PROBLEM DESCRIPTION —
Copy every line from the records below that holds the word "JSON".
---- DATA TO USE
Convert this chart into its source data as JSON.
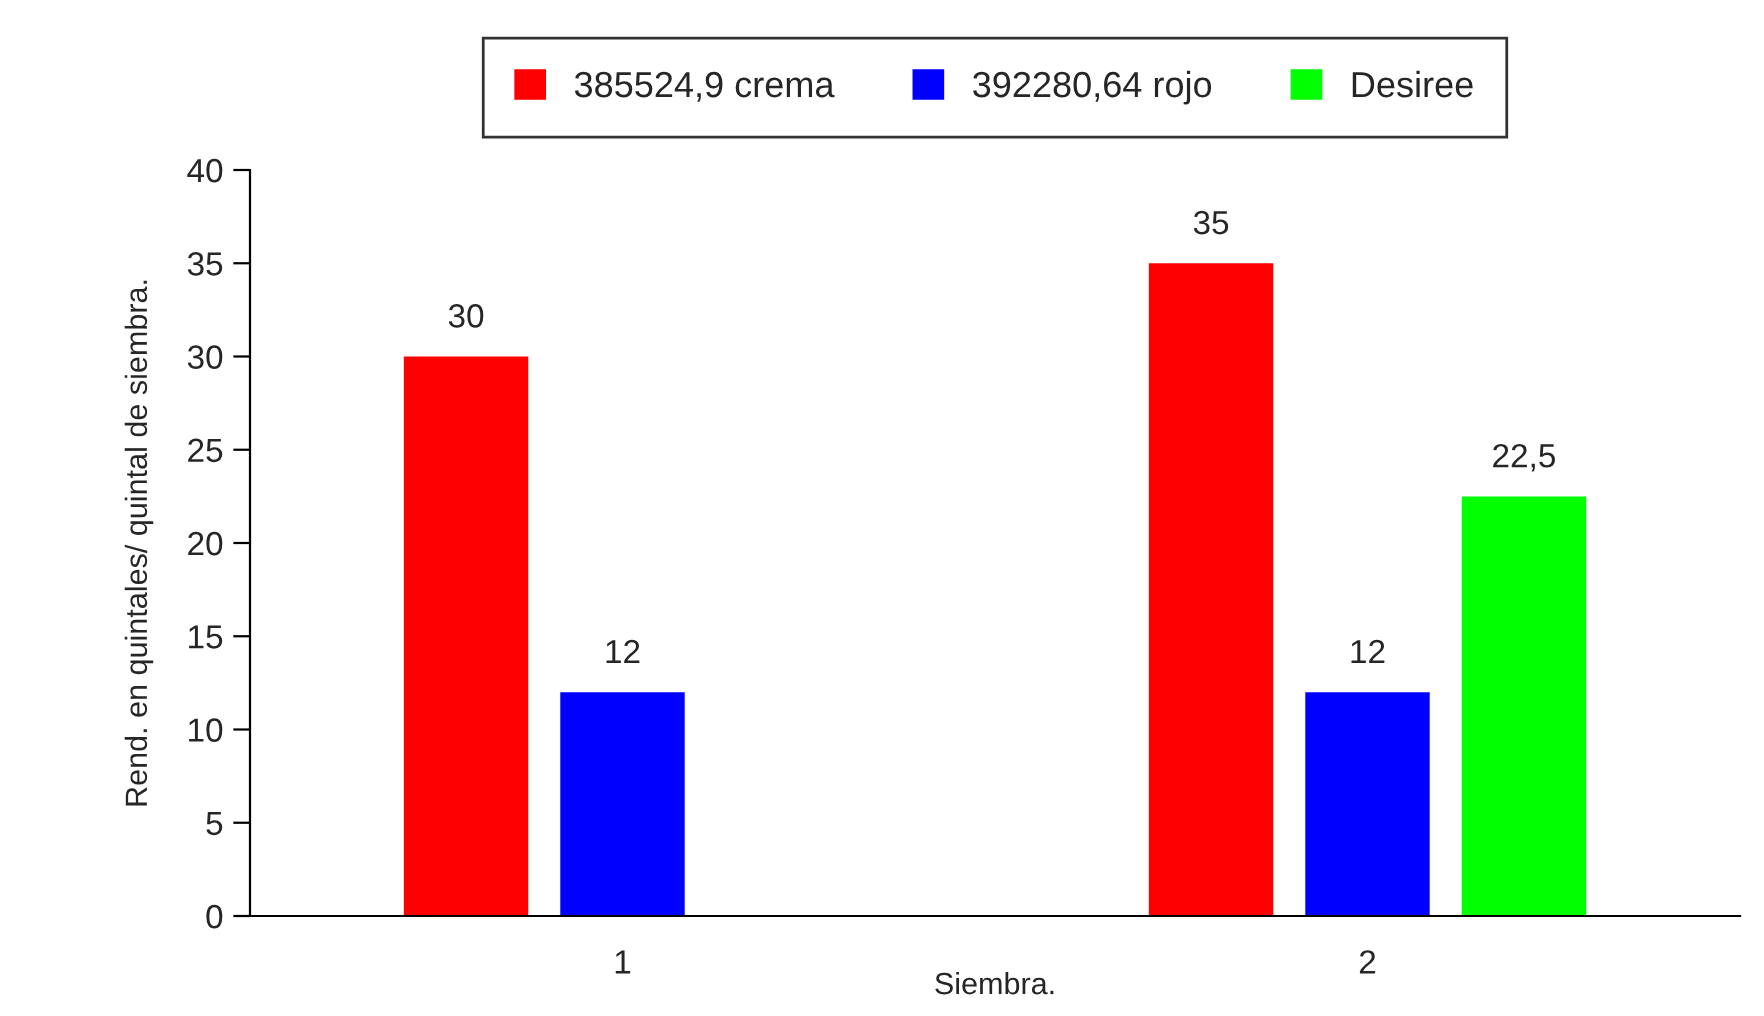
{
  "chart_data": {
    "type": "bar",
    "xlabel": "Siembra.",
    "ylabel": "Rend. en quintales/ quintal de siembra.",
    "categories": [
      "1",
      "2"
    ],
    "series": [
      {
        "name": "385524,9 crema",
        "color": "#ff0000",
        "values": [
          30,
          35
        ],
        "value_labels": [
          "30",
          "35"
        ]
      },
      {
        "name": "392280,64 rojo",
        "color": "#0000ff",
        "values": [
          12,
          12
        ],
        "value_labels": [
          "12",
          "12"
        ]
      },
      {
        "name": "Desiree",
        "color": "#00ff00",
        "values": [
          null,
          22.5
        ],
        "value_labels": [
          null,
          "22,5"
        ]
      }
    ],
    "ylim": [
      0,
      40
    ],
    "yticks": [
      0,
      5,
      10,
      15,
      20,
      25,
      30,
      35,
      40
    ],
    "grid": false,
    "legend": "top"
  }
}
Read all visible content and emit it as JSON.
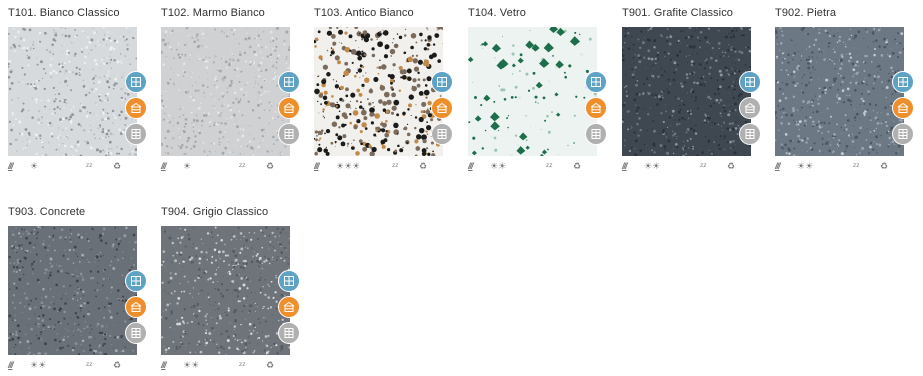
{
  "colors": {
    "badge_blue": "#5ea3c6",
    "badge_orange": "#ef8f2c",
    "badge_gray": "#b0b0b0"
  },
  "badge_icons": [
    "window-sill-icon",
    "worktop-icon",
    "wall-cladding-icon"
  ],
  "property_icons": [
    "traffic-icon",
    "sun-icon",
    "wave-icon",
    "recycle-icon"
  ],
  "products": [
    {
      "label": "T101. Bianco Classico",
      "sun_count": 1,
      "badge2": "orange",
      "base": "#d6dadd",
      "speck_dark": "#8f959a",
      "speck_light": "#eef0f1",
      "speck_accent": "#b9bec2"
    },
    {
      "label": "T102. Marmo Bianco",
      "sun_count": 1,
      "badge2": "orange",
      "base": "#cfd1d3",
      "speck_dark": "#a4a7aa",
      "speck_light": "#e4e5e6",
      "speck_accent": "#b8babc"
    },
    {
      "label": "T103. Antico Bianco",
      "sun_count": 3,
      "badge2": "orange",
      "base": "#f2f0ec",
      "speck_dark": "#1b1b1b",
      "speck_light": "#7a6b5c",
      "speck_accent": "#c08a4a"
    },
    {
      "label": "T104. Vetro",
      "sun_count": 2,
      "badge2": "orange",
      "base": "#edf3f0",
      "speck_dark": "#1f6e4b",
      "speck_light": "#9cc4b1",
      "speck_accent": "#dfe9e4"
    },
    {
      "label": "T901. Grafite Classico",
      "sun_count": 2,
      "badge2": "gray",
      "base": "#3f4851",
      "speck_dark": "#2a3139",
      "speck_light": "#6e7780",
      "speck_accent": "#8b939b"
    },
    {
      "label": "T902. Pietra",
      "sun_count": 2,
      "badge2": "orange",
      "base": "#6c7985",
      "speck_dark": "#4b5660",
      "speck_light": "#9aa5ae",
      "speck_accent": "#c4cbd1"
    },
    {
      "label": "T903. Concrete",
      "sun_count": 2,
      "badge2": "orange",
      "base": "#6a7077",
      "speck_dark": "#3f4449",
      "speck_light": "#8a9096",
      "speck_accent": "#a5abb0"
    },
    {
      "label": "T904. Grigio Classico",
      "sun_count": 2,
      "badge2": "orange",
      "base": "#6f747a",
      "speck_dark": "#555a60",
      "speck_light": "#b8bdc2",
      "speck_accent": "#d6d9dc"
    }
  ]
}
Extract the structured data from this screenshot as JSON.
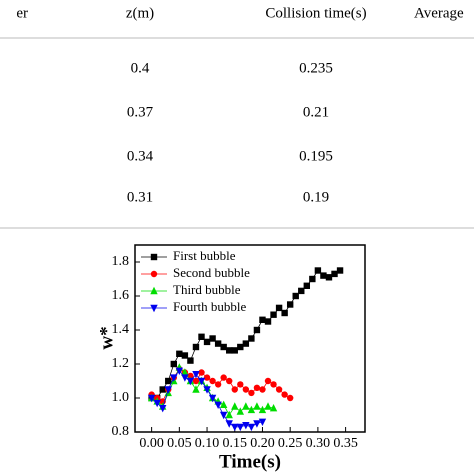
--------
ANSWER TO THIS PROBLEM —
Convert this chart into its source data as JSON.
Read all visible content and emit it as JSON.
Extract the structured data from this screenshot as JSON.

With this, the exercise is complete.